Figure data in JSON
● ● ● ●

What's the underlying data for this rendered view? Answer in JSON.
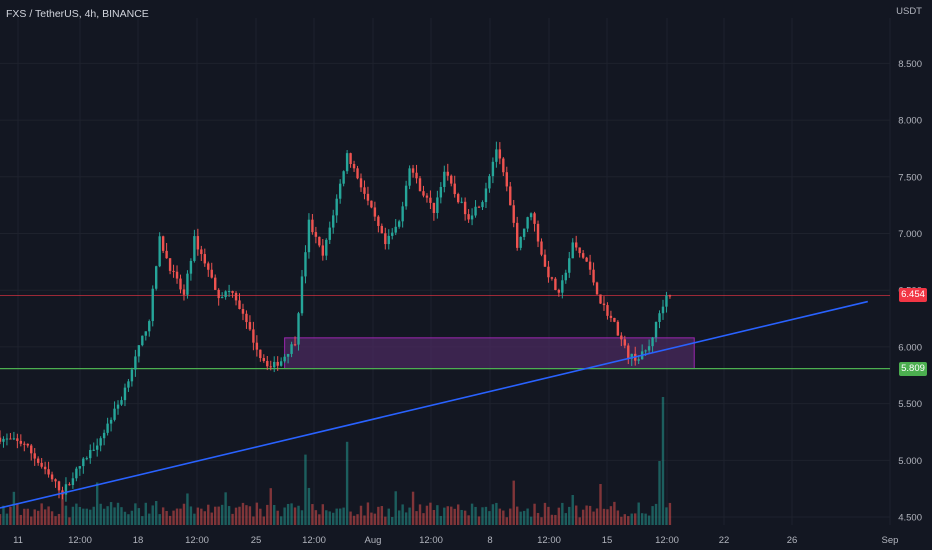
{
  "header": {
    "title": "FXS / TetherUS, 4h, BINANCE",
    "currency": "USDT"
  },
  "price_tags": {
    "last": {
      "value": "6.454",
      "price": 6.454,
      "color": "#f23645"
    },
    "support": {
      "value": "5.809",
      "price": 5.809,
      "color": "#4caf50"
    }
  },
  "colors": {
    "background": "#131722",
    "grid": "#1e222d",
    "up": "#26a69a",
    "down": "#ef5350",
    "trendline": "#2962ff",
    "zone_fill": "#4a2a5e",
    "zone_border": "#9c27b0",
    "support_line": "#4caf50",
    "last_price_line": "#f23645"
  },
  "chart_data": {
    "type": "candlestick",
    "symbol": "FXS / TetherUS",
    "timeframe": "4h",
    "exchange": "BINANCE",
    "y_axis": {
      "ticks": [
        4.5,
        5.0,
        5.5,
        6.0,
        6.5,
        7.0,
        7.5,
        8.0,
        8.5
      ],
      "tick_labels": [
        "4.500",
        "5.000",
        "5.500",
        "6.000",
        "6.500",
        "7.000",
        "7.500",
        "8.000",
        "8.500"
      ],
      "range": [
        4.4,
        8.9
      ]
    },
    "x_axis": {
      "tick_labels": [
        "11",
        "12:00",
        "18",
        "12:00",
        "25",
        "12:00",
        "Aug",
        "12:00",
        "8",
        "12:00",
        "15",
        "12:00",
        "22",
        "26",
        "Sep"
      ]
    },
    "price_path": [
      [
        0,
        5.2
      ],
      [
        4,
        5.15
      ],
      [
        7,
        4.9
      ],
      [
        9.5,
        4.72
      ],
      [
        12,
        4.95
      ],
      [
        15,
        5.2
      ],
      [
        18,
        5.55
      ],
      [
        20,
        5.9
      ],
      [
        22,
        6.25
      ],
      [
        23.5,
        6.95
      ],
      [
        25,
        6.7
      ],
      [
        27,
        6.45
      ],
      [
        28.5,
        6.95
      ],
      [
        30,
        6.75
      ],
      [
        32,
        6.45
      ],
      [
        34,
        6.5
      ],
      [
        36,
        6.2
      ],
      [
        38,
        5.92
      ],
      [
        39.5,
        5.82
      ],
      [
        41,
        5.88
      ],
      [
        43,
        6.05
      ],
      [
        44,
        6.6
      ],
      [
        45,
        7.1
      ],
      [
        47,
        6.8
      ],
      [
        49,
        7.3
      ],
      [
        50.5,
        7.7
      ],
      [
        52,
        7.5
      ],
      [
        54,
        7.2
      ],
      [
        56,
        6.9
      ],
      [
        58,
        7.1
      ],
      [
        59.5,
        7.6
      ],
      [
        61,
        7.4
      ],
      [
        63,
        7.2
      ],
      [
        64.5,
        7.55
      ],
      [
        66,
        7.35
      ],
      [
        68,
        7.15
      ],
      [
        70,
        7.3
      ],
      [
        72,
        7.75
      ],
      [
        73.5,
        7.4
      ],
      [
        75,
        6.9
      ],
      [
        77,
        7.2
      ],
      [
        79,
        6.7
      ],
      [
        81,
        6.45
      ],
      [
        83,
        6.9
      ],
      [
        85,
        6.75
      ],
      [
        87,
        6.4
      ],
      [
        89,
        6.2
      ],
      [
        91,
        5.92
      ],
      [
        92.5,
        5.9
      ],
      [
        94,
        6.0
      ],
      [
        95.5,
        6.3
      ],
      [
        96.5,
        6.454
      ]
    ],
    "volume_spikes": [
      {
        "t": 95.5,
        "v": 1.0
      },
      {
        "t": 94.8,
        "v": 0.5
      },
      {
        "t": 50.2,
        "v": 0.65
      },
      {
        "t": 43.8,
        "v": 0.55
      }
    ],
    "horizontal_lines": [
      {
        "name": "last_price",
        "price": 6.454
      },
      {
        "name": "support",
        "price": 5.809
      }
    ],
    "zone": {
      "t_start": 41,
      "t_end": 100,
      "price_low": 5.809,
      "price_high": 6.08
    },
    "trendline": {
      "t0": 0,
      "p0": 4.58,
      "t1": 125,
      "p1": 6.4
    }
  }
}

● ● ● ●

Within the records above, how many lines include the word "TetherUS"? State the number by itself.

FULL ANSWER:
2